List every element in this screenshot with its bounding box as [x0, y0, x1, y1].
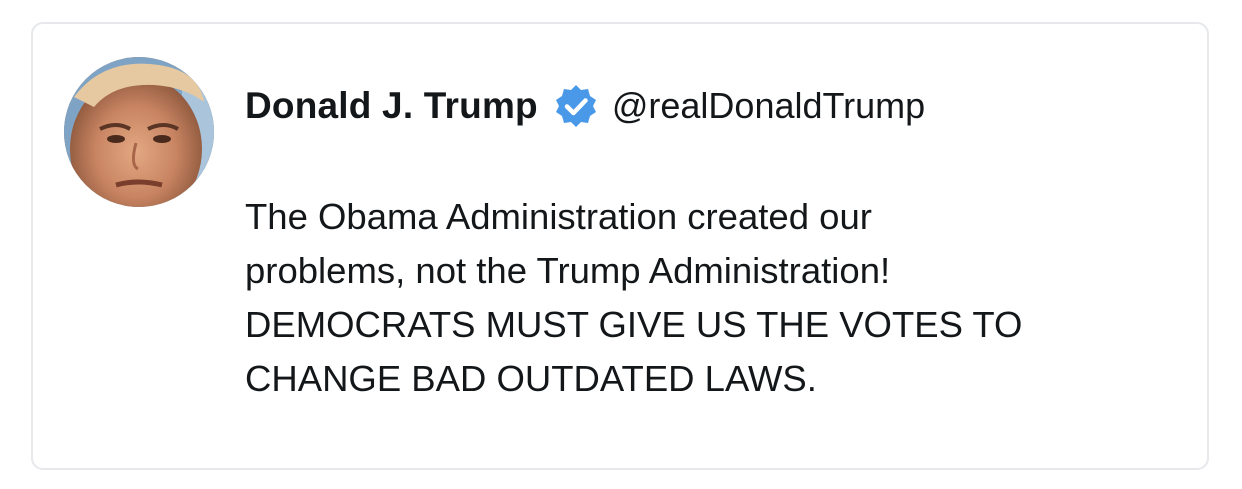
author-handle[interactable]: @realDonaldTrump	[612, 85, 925, 127]
tweet-text-line: problems, not the Trump Administration!	[245, 250, 891, 291]
tweet-text-line: CHANGE BAD OUTDATED LAWS.	[245, 358, 817, 399]
avatar[interactable]	[64, 57, 214, 207]
tweet-text-line: DEMOCRATS MUST GIVE US THE VOTES TO	[245, 304, 1023, 345]
author-display-name[interactable]: Donald J. Trump	[245, 85, 538, 127]
tweet-text: The Obama Administration created our pro…	[245, 190, 1145, 406]
verified-badge-icon	[552, 82, 600, 130]
tweet-header: Donald J. Trump @realDonaldTrump	[245, 82, 925, 130]
tweet-card: Donald J. Trump @realDonaldTrump The Oba…	[31, 22, 1209, 470]
avatar-image	[64, 57, 214, 207]
tweet-text-line: The Obama Administration created our	[245, 196, 872, 237]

++++++

What to produce: Please rewrite the data from the line with "85, 925, 127]" up to and including the line with "author-display-name[interactable]: Donald J.", swapping each "tweet-text-line" for "tweet-line" and changing nothing else.

Completed exercise:
author-handle[interactable]: @realDonaldTrump	[612, 85, 925, 127]
tweet-line: problems, not the Trump Administration!	[245, 250, 891, 291]
tweet-line: CHANGE BAD OUTDATED LAWS.	[245, 358, 817, 399]
avatar[interactable]	[64, 57, 214, 207]
tweet-line: DEMOCRATS MUST GIVE US THE VOTES TO	[245, 304, 1023, 345]
author-display-name[interactable]: Donald J. Trump	[245, 85, 538, 127]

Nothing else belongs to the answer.